■ **WHAT TO WORK ON**
Find the line with "Convert this document image to plain text." in the data below. Repeat it and every line after it up to the end, exactly, but drop the pictures.

■ **SUPPLIED RECORDS**
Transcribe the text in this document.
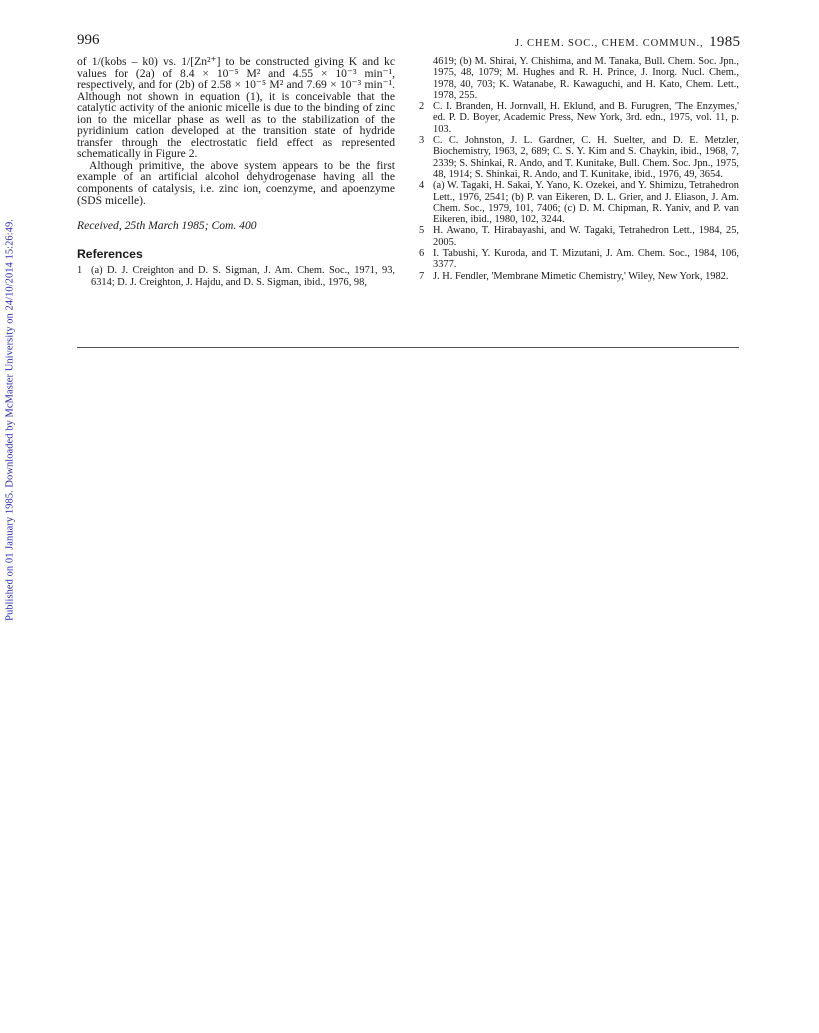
Published on 01 January 1985. Downloaded by McMaster University on 24/10/2014 15:26:49.
996	J. CHEM. SOC., CHEM. COMMUN., 1985
of 1/(kobs – k0) vs. 1/[Zn²⁺] to be constructed giving K and kc values for (2a) of 8.4 × 10⁻⁵ M² and 4.55 × 10⁻³ min⁻¹, respectively, and for (2b) of 2.58 × 10⁻⁵ M² and 7.69 × 10⁻³ min⁻¹. Although not shown in equation (1), it is conceivable that the catalytic activity of the anionic micelle is due to the binding of zinc ion to the micellar phase as well as to the stabilization of the pyridinium cation developed at the transition state of hydride transfer through the electrostatic field effect as represented schematically in Figure 2.
Although primitive, the above system appears to be the first example of an artificial alcohol dehydrogenase having all the components of catalysis, i.e. zinc ion, coenzyme, and apoenzyme (SDS micelle).
Received, 25th March 1985; Com. 400
References
1 (a) D. J. Creighton and D. S. Sigman, J. Am. Chem. Soc., 1971, 93, 6314; D. J. Creighton, J. Hajdu, and D. S. Sigman, ibid., 1976, 98,
4619; (b) M. Shirai, Y. Chishima, and M. Tanaka, Bull. Chem. Soc. Jpn., 1975, 48, 1079; M. Hughes and R. H. Prince, J. Inorg. Nucl. Chem., 1978, 40, 703; K. Watanabe, R. Kawaguchi, and H. Kato, Chem. Lett., 1978, 255.
2 C. I. Branden, H. Jornvall, H. Eklund, and B. Furugren, 'The Enzymes,' ed. P. D. Boyer, Academic Press, New York, 3rd. edn., 1975, vol. 11, p. 103.
3 C. C. Johnston, J. L. Gardner, C. H. Suelter, and D. E. Metzler, Biochemistry, 1963, 2, 689; C. S. Y. Kim and S. Chaykin, ibid., 1968, 7, 2339; S. Shinkai, R. Ando, and T. Kunitake, Bull. Chem. Soc. Jpn., 1975, 48, 1914; S. Shinkai, R. Ando, and T. Kunitake, ibid., 1976, 49, 3654.
4 (a) W. Tagaki, H. Sakai, Y. Yano, K. Ozekei, and Y. Shimizu, Tetrahedron Lett., 1976, 2541; (b) P. van Eikeren, D. L. Grier, and J. Eliason, J. Am. Chem. Soc., 1979, 101, 7406; (c) D. M. Chipman, R. Yaniv, and P. van Eikeren, ibid., 1980, 102, 3244.
5 H. Awano, T. Hirabayashi, and W. Tagaki, Tetrahedron Lett., 1984, 25, 2005.
6 I. Tabushi, Y. Kuroda, and T. Mizutani, J. Am. Chem. Soc., 1984, 106, 3377.
7 J. H. Fendler, 'Membrane Mimetic Chemistry,' Wiley, New York, 1982.
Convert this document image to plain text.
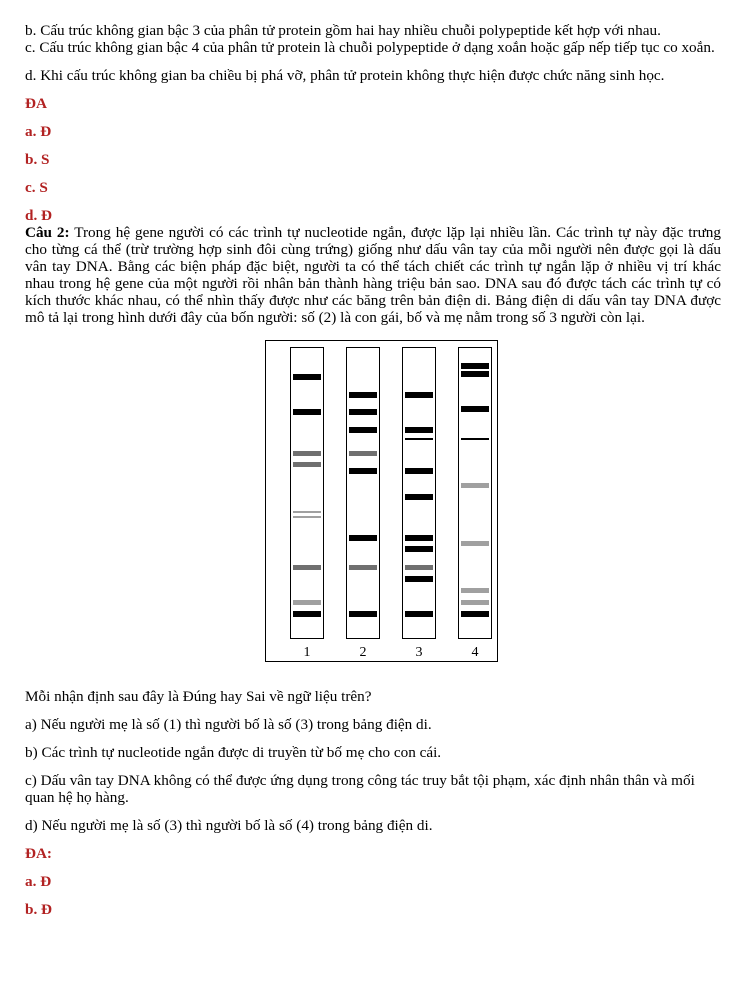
b. Cấu trúc không gian bậc 3 của phân tử protein gồm hai hay nhiều chuỗi polypeptide kết hợp với nhau.

c. Cấu trúc không gian bậc 4 của phân tử protein là chuỗi polypeptide ở dạng xoắn hoặc gấp nếp tiếp tục co xoắn.

d. Khi cấu trúc không gian ba chiều bị phá vỡ, phân tử protein không thực hiện được chức năng sinh học.

ĐA

a. Đ

b. S

c. S

d. Đ

Câu 2: Trong hệ gene người có các trình tự nucleotide ngắn, được lặp lại nhiều lần. Các trình tự này đặc trưng cho từng cá thể (trừ trường hợp sinh đôi cùng trứng) giống như dấu vân tay của mỗi người nên được gọi là dấu vân tay DNA. Bằng các biện pháp đặc biệt, người ta có thể tách chiết các trình tự ngắn lặp ở nhiều vị trí khác nhau trong hệ gene của một người rồi nhân bản thành hàng triệu bản sao. DNA sau đó được tách các trình tự có kích thước khác nhau, có thể nhìn thấy được như các băng trên bản điện di. Bảng điện di dấu vân tay DNA được mô tả lại trong hình dưới đây của bốn người: số (2) là con gái, bố và mẹ nằm trong số 3 người còn lại.

1	2	3	4

Mỗi nhận định sau đây là Đúng hay Sai về ngữ liệu trên?

a) Nếu người mẹ là số (1) thì người bố là số (3) trong bảng điện di.

b) Các trình tự nucleotide ngắn được di truyền từ bố mẹ cho con cái.

c) Dấu vân tay DNA không có thể được ứng dụng trong công tác truy bắt tội phạm, xác định nhân thân và mối quan hệ họ hàng.

d) Nếu người mẹ là số (3) thì người bố là số (4) trong bảng điện di.

ĐA:

a. Đ

b. Đ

■ **EXERCISE ANSWER**
Convert this document image to plain text.
b. Cấu trúc không gian bậc 3 của phân tử protein gồm hai hay nhiều chuỗi polypeptide kết hợp với nhau.

c. Cấu trúc không gian bậc 4 của phân tử protein là chuỗi polypeptide ở dạng xoắn hoặc gấp nếp tiếp tục co xoắn.

d. Khi cấu trúc không gian ba chiều bị phá vỡ, phân tử protein không thực hiện được chức năng sinh học.

ĐA

a. Đ

b. S

c. S

d. Đ

Câu 2: Trong hệ gene người có các trình tự nucleotide ngắn, được lặp lại nhiều lần. Các trình tự này đặc trưng cho từng cá thể (trừ trường hợp sinh đôi cùng trứng) giống như dấu vân tay của mỗi người nên được gọi là dấu vân tay DNA. Bằng các biện pháp đặc biệt, người ta có thể tách chiết các trình tự ngắn lặp ở nhiều vị trí khác nhau trong hệ gene của một người rồi nhân bản thành hàng triệu bản sao. DNA sau đó được tách các trình tự có kích thước khác nhau, có thể nhìn thấy được như các băng trên bản điện di. Bảng điện di dấu vân tay DNA được mô tả lại trong hình dưới đây của bốn người: số (2) là con gái, bố và mẹ nằm trong số 3 người còn lại.

1	2	3	4

Mỗi nhận định sau đây là Đúng hay Sai về ngữ liệu trên?

a) Nếu người mẹ là số (1) thì người bố là số (3) trong bảng điện di.

b) Các trình tự nucleotide ngắn được di truyền từ bố mẹ cho con cái.

c) Dấu vân tay DNA không có thể được ứng dụng trong công tác truy bắt tội phạm, xác định nhân thân và mối quan hệ họ hàng.

d) Nếu người mẹ là số (3) thì người bố là số (4) trong bảng điện di.

ĐA:

a. Đ

b. Đ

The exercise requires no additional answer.